┌─ Extracted entries

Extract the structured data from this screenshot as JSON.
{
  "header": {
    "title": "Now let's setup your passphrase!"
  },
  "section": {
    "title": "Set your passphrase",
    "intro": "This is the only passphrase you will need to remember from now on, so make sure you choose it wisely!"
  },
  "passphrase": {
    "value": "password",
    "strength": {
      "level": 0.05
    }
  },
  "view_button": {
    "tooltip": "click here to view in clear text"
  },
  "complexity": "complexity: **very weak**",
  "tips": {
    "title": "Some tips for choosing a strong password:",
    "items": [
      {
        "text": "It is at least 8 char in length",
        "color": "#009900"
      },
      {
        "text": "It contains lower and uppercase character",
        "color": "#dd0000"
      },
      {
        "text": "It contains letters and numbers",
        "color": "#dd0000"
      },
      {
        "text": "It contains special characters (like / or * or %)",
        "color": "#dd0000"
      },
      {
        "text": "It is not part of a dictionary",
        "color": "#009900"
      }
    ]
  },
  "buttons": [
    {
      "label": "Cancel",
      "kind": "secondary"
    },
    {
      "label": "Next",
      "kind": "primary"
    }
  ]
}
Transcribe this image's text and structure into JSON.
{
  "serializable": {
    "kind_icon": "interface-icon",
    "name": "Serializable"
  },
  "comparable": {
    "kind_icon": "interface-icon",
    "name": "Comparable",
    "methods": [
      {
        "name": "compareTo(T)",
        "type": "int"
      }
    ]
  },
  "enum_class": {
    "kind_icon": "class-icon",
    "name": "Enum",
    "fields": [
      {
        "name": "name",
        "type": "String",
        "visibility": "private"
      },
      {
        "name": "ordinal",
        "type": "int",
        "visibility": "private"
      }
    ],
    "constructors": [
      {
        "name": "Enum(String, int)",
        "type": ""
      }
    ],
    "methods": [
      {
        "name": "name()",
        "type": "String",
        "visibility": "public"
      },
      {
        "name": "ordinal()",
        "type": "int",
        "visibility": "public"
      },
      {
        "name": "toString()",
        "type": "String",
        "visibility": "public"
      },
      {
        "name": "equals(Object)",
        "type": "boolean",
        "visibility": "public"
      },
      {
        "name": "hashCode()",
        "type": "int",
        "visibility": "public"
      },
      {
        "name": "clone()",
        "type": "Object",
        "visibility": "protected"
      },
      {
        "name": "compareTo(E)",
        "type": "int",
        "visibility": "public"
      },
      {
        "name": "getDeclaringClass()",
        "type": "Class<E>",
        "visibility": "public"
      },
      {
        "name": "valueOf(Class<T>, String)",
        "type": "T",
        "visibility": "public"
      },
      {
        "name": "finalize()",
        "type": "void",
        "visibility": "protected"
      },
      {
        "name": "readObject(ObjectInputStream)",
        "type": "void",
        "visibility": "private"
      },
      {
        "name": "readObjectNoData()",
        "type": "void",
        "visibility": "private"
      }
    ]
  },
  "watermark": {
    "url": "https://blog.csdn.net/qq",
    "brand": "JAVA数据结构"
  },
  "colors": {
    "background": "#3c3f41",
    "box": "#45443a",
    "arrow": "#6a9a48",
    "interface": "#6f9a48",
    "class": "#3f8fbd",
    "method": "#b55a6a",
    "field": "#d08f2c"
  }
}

└─

Goal:
Write out the listing once more, matching it exactly.

Task result:
Extract the structured data from this screenshot as JSON.
{
  "header": {
    "title": "Now let's setup your passphrase!"
  },
  "section": {
    "title": "Set your passphrase",
    "intro": "This is the only passphrase you will need to remember from now on, so make sure you choose it wisely!"
  },
  "passphrase": {
    "value": "password",
    "strength": {
      "level": 0.05
    }
  },
  "view_button": {
    "tooltip": "click here to view in clear text"
  },
  "complexity": "complexity: **very weak**",
  "tips": {
    "title": "Some tips for choosing a strong password:",
    "items": [
      {
        "text": "It is at least 8 char in length",
        "color": "#009900"
      },
      {
        "text": "It contains lower and uppercase character",
        "color": "#dd0000"
      },
      {
        "text": "It contains letters and numbers",
        "color": "#dd0000"
      },
      {
        "text": "It contains special characters (like / or * or %)",
        "color": "#dd0000"
      },
      {
        "text": "It is not part of a dictionary",
        "color": "#009900"
      }
    ]
  },
  "buttons": [
    {
      "label": "Cancel",
      "kind": "secondary"
    },
    {
      "label": "Next",
      "kind": "primary"
    }
  ]
}
Transcribe this image's text and structure into JSON.
{
  "serializable": {
    "kind_icon": "interface-icon",
    "name": "Serializable"
  },
  "comparable": {
    "kind_icon": "interface-icon",
    "name": "Comparable",
    "methods": [
      {
        "name": "compareTo(T)",
        "type": "int"
      }
    ]
  },
  "enum_class": {
    "kind_icon": "class-icon",
    "name": "Enum",
    "fields": [
      {
        "name": "name",
        "type": "String",
        "visibility": "private"
      },
      {
        "name": "ordinal",
        "type": "int",
        "visibility": "private"
      }
    ],
    "constructors": [
      {
        "name": "Enum(String, int)",
        "type": ""
      }
    ],
    "methods": [
      {
        "name": "name()",
        "type": "String",
        "visibility": "public"
      },
      {
        "name": "ordinal()",
        "type": "int",
        "visibility": "public"
      },
      {
        "name": "toString()",
        "type": "String",
        "visibility": "public"
      },
      {
        "name": "equals(Object)",
        "type": "boolean",
        "visibility": "public"
      },
      {
        "name": "hashCode()",
        "type": "int",
        "visibility": "public"
      },
      {
        "name": "clone()",
        "type": "Object",
        "visibility": "protected"
      },
      {
        "name": "compareTo(E)",
        "type": "int",
        "visibility": "public"
      },
      {
        "name": "getDeclaringClass()",
        "type": "Class<E>",
        "visibility": "public"
      },
      {
        "name": "valueOf(Class<T>, String)",
        "type": "T",
        "visibility": "public"
      },
      {
        "name": "finalize()",
        "type": "void",
        "visibility": "protected"
      },
      {
        "name": "readObject(ObjectInputStream)",
        "type": "void",
        "visibility": "private"
      },
      {
        "name": "readObjectNoData()",
        "type": "void",
        "visibility": "private"
      }
    ]
  },
  "watermark": {
    "url": "https://blog.csdn.net/qq",
    "brand": "JAVA数据结构"
  },
  "colors": {
    "background": "#3c3f41",
    "box": "#45443a",
    "arrow": "#6a9a48",
    "interface": "#6f9a48",
    "class": "#3f8fbd",
    "method": "#b55a6a",
    "field": "#d08f2c"
  }
}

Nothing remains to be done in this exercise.